**Aim of the exercise**
Extract every line that contains the string "Simpson".

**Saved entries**
§ §

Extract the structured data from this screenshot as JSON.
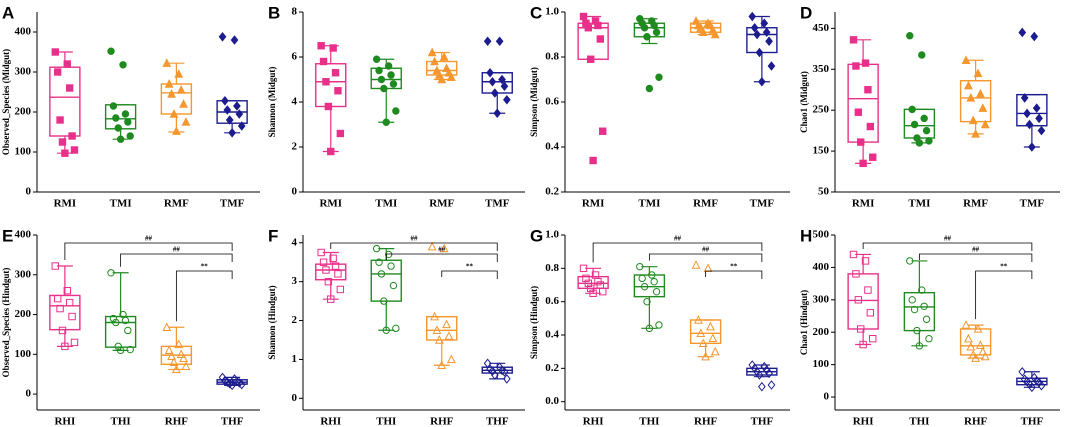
{
  "chart_data": [
    {
      "type": "box",
      "label": "A",
      "ylabel": "Observed_Species (Midgut)",
      "categories": [
        "RMI",
        "TMI",
        "RMF",
        "TMF"
      ],
      "colors": [
        "#e8308a",
        "#1f8a1f",
        "#f5962e",
        "#1c1c8f"
      ],
      "markers": [
        "square",
        "circle",
        "triangle",
        "diamond"
      ],
      "filled": true,
      "ylim": [
        0,
        450
      ],
      "yticks": [
        0,
        100,
        200,
        300,
        400
      ],
      "boxes": [
        {
          "whisker_low": 97,
          "q1": 140,
          "median": 237,
          "q3": 312,
          "whisker_high": 350,
          "points": [
            350,
            320,
            300,
            260,
            180,
            140,
            125,
            105,
            97
          ]
        },
        {
          "whisker_low": 132,
          "q1": 158,
          "median": 183,
          "q3": 218,
          "whisker_high": 218,
          "points": [
            352,
            318,
            215,
            195,
            185,
            175,
            160,
            140,
            132
          ]
        },
        {
          "whisker_low": 150,
          "q1": 195,
          "median": 248,
          "q3": 270,
          "whisker_high": 322,
          "points": [
            322,
            295,
            270,
            255,
            245,
            220,
            195,
            175,
            152
          ]
        },
        {
          "whisker_low": 148,
          "q1": 172,
          "median": 200,
          "q3": 228,
          "whisker_high": 228,
          "points": [
            388,
            380,
            228,
            215,
            205,
            195,
            180,
            165,
            148
          ]
        }
      ]
    },
    {
      "type": "box",
      "label": "B",
      "ylabel": "Shannon (Midgut)",
      "categories": [
        "RMI",
        "TMI",
        "RMF",
        "TMF"
      ],
      "colors": [
        "#e8308a",
        "#1f8a1f",
        "#f5962e",
        "#1c1c8f"
      ],
      "markers": [
        "square",
        "circle",
        "triangle",
        "diamond"
      ],
      "filled": true,
      "ylim": [
        0,
        8
      ],
      "yticks": [
        0,
        2,
        4,
        6,
        8
      ],
      "boxes": [
        {
          "whisker_low": 1.8,
          "q1": 3.8,
          "median": 4.9,
          "q3": 5.7,
          "whisker_high": 6.5,
          "points": [
            6.5,
            6.4,
            5.8,
            5.3,
            4.9,
            4.5,
            3.8,
            2.6,
            1.8
          ]
        },
        {
          "whisker_low": 3.1,
          "q1": 4.6,
          "median": 5.0,
          "q3": 5.5,
          "whisker_high": 5.9,
          "points": [
            5.9,
            5.6,
            5.4,
            5.2,
            5.0,
            4.8,
            4.6,
            3.6,
            3.1
          ]
        },
        {
          "whisker_low": 5.0,
          "q1": 5.2,
          "median": 5.4,
          "q3": 5.8,
          "whisker_high": 6.2,
          "points": [
            6.2,
            6.0,
            5.8,
            5.5,
            5.4,
            5.3,
            5.2,
            5.1,
            5.0
          ]
        },
        {
          "whisker_low": 3.5,
          "q1": 4.4,
          "median": 4.9,
          "q3": 5.3,
          "whisker_high": 5.3,
          "points": [
            6.7,
            6.7,
            5.3,
            5.0,
            4.9,
            4.7,
            4.4,
            4.1,
            3.5
          ]
        }
      ]
    },
    {
      "type": "box",
      "label": "C",
      "ylabel": "Simpson (Midgut)",
      "categories": [
        "RMI",
        "TMI",
        "RMF",
        "TMF"
      ],
      "colors": [
        "#e8308a",
        "#1f8a1f",
        "#f5962e",
        "#1c1c8f"
      ],
      "markers": [
        "square",
        "circle",
        "triangle",
        "diamond"
      ],
      "filled": true,
      "ylim": [
        0.2,
        1.0
      ],
      "yticks": [
        0.2,
        0.4,
        0.6,
        0.8,
        {
          "value": 1,
          "label": "1.0"
        }
      ],
      "boxes": [
        {
          "whisker_low": 0.79,
          "q1": 0.79,
          "median": 0.93,
          "q3": 0.95,
          "whisker_high": 0.98,
          "points": [
            0.98,
            0.96,
            0.95,
            0.94,
            0.93,
            0.88,
            0.79,
            0.47,
            0.34
          ]
        },
        {
          "whisker_low": 0.86,
          "q1": 0.89,
          "median": 0.93,
          "q3": 0.95,
          "whisker_high": 0.97,
          "points": [
            0.97,
            0.96,
            0.95,
            0.94,
            0.93,
            0.91,
            0.89,
            0.71,
            0.66
          ]
        },
        {
          "whisker_low": 0.9,
          "q1": 0.91,
          "median": 0.93,
          "q3": 0.95,
          "whisker_high": 0.96,
          "points": [
            0.96,
            0.95,
            0.94,
            0.94,
            0.93,
            0.92,
            0.91,
            0.9
          ]
        },
        {
          "whisker_low": 0.69,
          "q1": 0.82,
          "median": 0.9,
          "q3": 0.93,
          "whisker_high": 0.98,
          "points": [
            0.98,
            0.95,
            0.93,
            0.91,
            0.9,
            0.87,
            0.82,
            0.76,
            0.69
          ]
        }
      ]
    },
    {
      "type": "box",
      "label": "D",
      "ylabel": "Chao1 (Midgut)",
      "categories": [
        "RMI",
        "TMI",
        "RMF",
        "TMF"
      ],
      "colors": [
        "#e8308a",
        "#1f8a1f",
        "#f5962e",
        "#1c1c8f"
      ],
      "markers": [
        "square",
        "circle",
        "triangle",
        "diamond"
      ],
      "filled": true,
      "ylim": [
        50,
        490
      ],
      "yticks": [
        50,
        150,
        250,
        350,
        450
      ],
      "boxes": [
        {
          "whisker_low": 120,
          "q1": 172,
          "median": 278,
          "q3": 362,
          "whisker_high": 422,
          "points": [
            422,
            365,
            358,
            300,
            245,
            210,
            172,
            135,
            120
          ]
        },
        {
          "whisker_low": 170,
          "q1": 182,
          "median": 212,
          "q3": 252,
          "whisker_high": 252,
          "points": [
            432,
            385,
            252,
            230,
            215,
            200,
            182,
            175,
            170
          ]
        },
        {
          "whisker_low": 192,
          "q1": 222,
          "median": 280,
          "q3": 322,
          "whisker_high": 372,
          "points": [
            372,
            340,
            310,
            290,
            280,
            255,
            225,
            215,
            192
          ]
        },
        {
          "whisker_low": 160,
          "q1": 212,
          "median": 242,
          "q3": 288,
          "whisker_high": 288,
          "points": [
            440,
            430,
            280,
            255,
            242,
            230,
            215,
            200,
            160
          ]
        }
      ]
    },
    {
      "type": "box",
      "label": "E",
      "ylabel": "Observed_Species (Hindgut)",
      "categories": [
        "RHI",
        "THI",
        "RHF",
        "THF"
      ],
      "colors": [
        "#e8308a",
        "#1f8a1f",
        "#f5962e",
        "#1c1c8f"
      ],
      "markers": [
        "square",
        "circle",
        "triangle",
        "diamond"
      ],
      "filled": false,
      "ylim": [
        -40,
        400
      ],
      "yticks": [
        0,
        100,
        200,
        300,
        400
      ],
      "boxes": [
        {
          "whisker_low": 120,
          "q1": 162,
          "median": 222,
          "q3": 248,
          "whisker_high": 322,
          "points": [
            322,
            260,
            240,
            230,
            215,
            195,
            160,
            130,
            120
          ]
        },
        {
          "whisker_low": 110,
          "q1": 118,
          "median": 180,
          "q3": 195,
          "whisker_high": 305,
          "points": [
            305,
            200,
            190,
            185,
            180,
            160,
            120,
            112,
            110
          ]
        },
        {
          "whisker_low": 62,
          "q1": 75,
          "median": 98,
          "q3": 120,
          "whisker_high": 168,
          "points": [
            168,
            125,
            110,
            100,
            95,
            90,
            80,
            70,
            62
          ]
        },
        {
          "whisker_low": 22,
          "q1": 25,
          "median": 30,
          "q3": 36,
          "whisker_high": 42,
          "points": [
            42,
            38,
            34,
            32,
            30,
            28,
            26,
            24,
            22
          ]
        }
      ],
      "brackets": [
        {
          "from": 0,
          "to": 3,
          "label": "##"
        },
        {
          "from": 1,
          "to": 3,
          "label": "##"
        },
        {
          "from": 2,
          "to": 3,
          "label": "**"
        }
      ]
    },
    {
      "type": "box",
      "label": "F",
      "ylabel": "Shannon (Hindgut)",
      "categories": [
        "RHI",
        "THI",
        "RHF",
        "THF"
      ],
      "colors": [
        "#e8308a",
        "#1f8a1f",
        "#f5962e",
        "#1c1c8f"
      ],
      "markers": [
        "square",
        "circle",
        "triangle",
        "diamond"
      ],
      "filled": false,
      "ylim": [
        -0.3,
        4.2
      ],
      "yticks": [
        0,
        1,
        2,
        3,
        4
      ],
      "boxes": [
        {
          "whisker_low": 2.55,
          "q1": 3.05,
          "median": 3.3,
          "q3": 3.45,
          "whisker_high": 3.75,
          "points": [
            3.75,
            3.6,
            3.5,
            3.4,
            3.3,
            3.2,
            3.0,
            2.8,
            2.55
          ]
        },
        {
          "whisker_low": 1.75,
          "q1": 2.5,
          "median": 3.2,
          "q3": 3.55,
          "whisker_high": 3.85,
          "points": [
            3.85,
            3.7,
            3.5,
            3.4,
            3.2,
            2.9,
            2.5,
            1.8,
            1.75
          ]
        },
        {
          "whisker_low": 0.85,
          "q1": 1.5,
          "median": 1.75,
          "q3": 2.1,
          "whisker_high": 2.1,
          "points": [
            3.9,
            3.85,
            2.1,
            1.9,
            1.75,
            1.6,
            1.5,
            1.0,
            0.85
          ]
        },
        {
          "whisker_low": 0.5,
          "q1": 0.65,
          "median": 0.72,
          "q3": 0.8,
          "whisker_high": 0.9,
          "points": [
            0.9,
            0.8,
            0.75,
            0.72,
            0.7,
            0.68,
            0.6,
            0.5
          ]
        }
      ],
      "brackets": [
        {
          "from": 0,
          "to": 3,
          "label": "##"
        },
        {
          "from": 1,
          "to": 3,
          "label": "##"
        },
        {
          "from": 2,
          "to": 3,
          "label": "**"
        }
      ]
    },
    {
      "type": "box",
      "label": "G",
      "ylabel": "Simpson (Hindgut)",
      "categories": [
        "RHI",
        "THI",
        "RHF",
        "THF"
      ],
      "colors": [
        "#e8308a",
        "#1f8a1f",
        "#f5962e",
        "#1c1c8f"
      ],
      "markers": [
        "square",
        "circle",
        "triangle",
        "diamond"
      ],
      "filled": false,
      "ylim": [
        -0.05,
        1.0
      ],
      "yticks": [
        {
          "value": 0,
          "label": "0.0"
        },
        0.2,
        0.4,
        0.6,
        0.8,
        {
          "value": 1,
          "label": "1.0"
        }
      ],
      "boxes": [
        {
          "whisker_low": 0.65,
          "q1": 0.68,
          "median": 0.71,
          "q3": 0.75,
          "whisker_high": 0.8,
          "points": [
            0.8,
            0.76,
            0.74,
            0.72,
            0.71,
            0.7,
            0.68,
            0.66,
            0.65
          ]
        },
        {
          "whisker_low": 0.44,
          "q1": 0.63,
          "median": 0.69,
          "q3": 0.76,
          "whisker_high": 0.81,
          "points": [
            0.81,
            0.76,
            0.74,
            0.72,
            0.69,
            0.66,
            0.6,
            0.46,
            0.44
          ]
        },
        {
          "whisker_low": 0.27,
          "q1": 0.35,
          "median": 0.41,
          "q3": 0.49,
          "whisker_high": 0.49,
          "points": [
            0.82,
            0.8,
            0.49,
            0.45,
            0.41,
            0.38,
            0.35,
            0.3,
            0.27
          ]
        },
        {
          "whisker_low": 0.15,
          "q1": 0.16,
          "median": 0.18,
          "q3": 0.2,
          "whisker_high": 0.22,
          "points": [
            0.22,
            0.21,
            0.2,
            0.19,
            0.18,
            0.17,
            0.16,
            0.1,
            0.09
          ]
        }
      ],
      "brackets": [
        {
          "from": 0,
          "to": 3,
          "label": "##"
        },
        {
          "from": 1,
          "to": 3,
          "label": "##"
        },
        {
          "from": 2,
          "to": 3,
          "label": "**"
        }
      ]
    },
    {
      "type": "box",
      "label": "H",
      "ylabel": "Chao1 (Hindgut)",
      "categories": [
        "RHI",
        "THI",
        "RHF",
        "THF"
      ],
      "colors": [
        "#e8308a",
        "#1f8a1f",
        "#f5962e",
        "#1c1c8f"
      ],
      "markers": [
        "square",
        "circle",
        "triangle",
        "diamond"
      ],
      "filled": false,
      "ylim": [
        -40,
        500
      ],
      "yticks": [
        0,
        100,
        200,
        300,
        400,
        500
      ],
      "boxes": [
        {
          "whisker_low": 162,
          "q1": 210,
          "median": 298,
          "q3": 380,
          "whisker_high": 440,
          "points": [
            440,
            420,
            380,
            330,
            300,
            260,
            210,
            180,
            162
          ]
        },
        {
          "whisker_low": 158,
          "q1": 205,
          "median": 278,
          "q3": 322,
          "whisker_high": 420,
          "points": [
            420,
            330,
            300,
            280,
            270,
            240,
            205,
            180,
            158
          ]
        },
        {
          "whisker_low": 120,
          "q1": 130,
          "median": 158,
          "q3": 210,
          "whisker_high": 222,
          "points": [
            222,
            210,
            180,
            160,
            155,
            140,
            130,
            125,
            120
          ]
        },
        {
          "whisker_low": 30,
          "q1": 38,
          "median": 48,
          "q3": 58,
          "whisker_high": 78,
          "points": [
            78,
            60,
            55,
            50,
            48,
            45,
            40,
            35,
            30
          ]
        }
      ],
      "brackets": [
        {
          "from": 0,
          "to": 3,
          "label": "##"
        },
        {
          "from": 1,
          "to": 3,
          "label": "##"
        },
        {
          "from": 2,
          "to": 3,
          "label": "**"
        }
      ]
    }
  ]
}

§ §

**The solution**
      "ylabel": "Simpson (Midgut)",
      "ylabel": "Simpson (Hindgut)",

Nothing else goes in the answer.